WHAT YOU HAVE TO DO
Reproduce each line exactly.

[Data entries]
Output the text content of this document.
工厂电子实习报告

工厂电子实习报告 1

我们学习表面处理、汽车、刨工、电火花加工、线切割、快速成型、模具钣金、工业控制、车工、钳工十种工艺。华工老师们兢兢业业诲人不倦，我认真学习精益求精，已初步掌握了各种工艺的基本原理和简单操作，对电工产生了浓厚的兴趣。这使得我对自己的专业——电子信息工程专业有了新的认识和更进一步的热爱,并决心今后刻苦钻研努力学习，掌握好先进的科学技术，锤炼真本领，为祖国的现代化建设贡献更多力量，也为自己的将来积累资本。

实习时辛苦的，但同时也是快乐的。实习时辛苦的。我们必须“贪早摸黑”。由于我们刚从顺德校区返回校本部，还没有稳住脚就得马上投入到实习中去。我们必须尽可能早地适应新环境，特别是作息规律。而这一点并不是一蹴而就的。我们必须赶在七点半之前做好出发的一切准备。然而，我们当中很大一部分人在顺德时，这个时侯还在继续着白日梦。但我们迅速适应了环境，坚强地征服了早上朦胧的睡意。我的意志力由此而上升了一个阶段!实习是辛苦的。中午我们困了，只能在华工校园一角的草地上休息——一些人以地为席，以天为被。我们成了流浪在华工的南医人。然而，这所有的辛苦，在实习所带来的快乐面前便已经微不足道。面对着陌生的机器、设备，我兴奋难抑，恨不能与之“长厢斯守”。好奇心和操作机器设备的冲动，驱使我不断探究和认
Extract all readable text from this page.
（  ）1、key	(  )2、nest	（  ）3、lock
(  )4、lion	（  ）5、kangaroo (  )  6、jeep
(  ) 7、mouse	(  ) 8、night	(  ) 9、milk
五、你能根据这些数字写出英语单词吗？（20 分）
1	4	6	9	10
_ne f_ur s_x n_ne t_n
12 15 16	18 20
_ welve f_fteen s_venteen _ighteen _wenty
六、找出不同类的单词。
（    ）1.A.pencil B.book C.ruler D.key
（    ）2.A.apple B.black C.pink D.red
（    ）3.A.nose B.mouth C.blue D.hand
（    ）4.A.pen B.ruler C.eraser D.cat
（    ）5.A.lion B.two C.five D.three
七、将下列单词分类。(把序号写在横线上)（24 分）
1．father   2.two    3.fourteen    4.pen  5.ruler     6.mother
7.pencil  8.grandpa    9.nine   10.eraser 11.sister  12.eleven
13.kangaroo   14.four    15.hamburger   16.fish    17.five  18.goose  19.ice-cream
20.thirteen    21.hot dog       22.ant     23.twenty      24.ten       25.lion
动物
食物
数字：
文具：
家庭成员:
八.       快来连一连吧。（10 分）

WRITTEN SOLUTION
Output the text content of this document.
工厂电子实习报告

工厂电子实习报告 1

我们学习表面处理、汽车、刨工、电火花加工、线切割、快速成型、模具钣金、工业控制、车工、钳工十种工艺。华工老师们兢兢业业诲人不倦，我认真学习精益求精，已初步掌握了各种工艺的基本原理和简单操作，对电工产生了浓厚的兴趣。这使得我对自己的专业——电子信息工程专业有了新的认识和更进一步的热爱,并决心今后刻苦钻研努力学习，掌握好先进的科学技术，锤炼真本领，为祖国的现代化建设贡献更多力量，也为自己的将来积累资本。

实习时辛苦的，但同时也是快乐的。实习时辛苦的。我们必须“贪早摸黑”。由于我们刚从顺德校区返回校本部，还没有稳住脚就得马上投入到实习中去。我们必须尽可能早地适应新环境，特别是作息规律。而这一点并不是一蹴而就的。我们必须赶在七点半之前做好出发的一切准备。然而，我们当中很大一部分人在顺德时，这个时侯还在继续着白日梦。但我们迅速适应了环境，坚强地征服了早上朦胧的睡意。我的意志力由此而上升了一个阶段!实习是辛苦的。中午我们困了，只能在华工校园一角的草地上休息——一些人以地为席，以天为被。我们成了流浪在华工的南医人。然而，这所有的辛苦，在实习所带来的快乐面前便已经微不足道。面对着陌生的机器、设备，我兴奋难抑，恨不能与之“长厢斯守”。好奇心和操作机器设备的冲动，驱使我不断探究和认
Extract all readable text from this page.
（  ）1、key	(  )2、nest	（  ）3、lock
(  )4、lion	（  ）5、kangaroo (  )  6、jeep
(  ) 7、mouse	(  ) 8、night	(  ) 9、milk
五、你能根据这些数字写出英语单词吗？（20 分）
1	4	6	9	10
_ne f_ur s_x n_ne t_n
12 15 16	18 20
_ welve f_fteen s_venteen _ighteen _wenty
六、找出不同类的单词。
（    ）1.A.pencil B.book C.ruler D.key
（    ）2.A.apple B.black C.pink D.red
（    ）3.A.nose B.mouth C.blue D.hand
（    ）4.A.pen B.ruler C.eraser D.cat
（    ）5.A.lion B.two C.five D.three
七、将下列单词分类。(把序号写在横线上)（24 分）
1．father   2.two    3.fourteen    4.pen  5.ruler     6.mother
7.pencil  8.grandpa    9.nine   10.eraser 11.sister  12.eleven
13.kangaroo   14.four    15.hamburger   16.fish    17.five  18.goose  19.ice-cream
20.thirteen    21.hot dog       22.ant     23.twenty      24.ten       25.lion
动物
食物
数字：
文具：
家庭成员:
八.       快来连一连吧。（10 分）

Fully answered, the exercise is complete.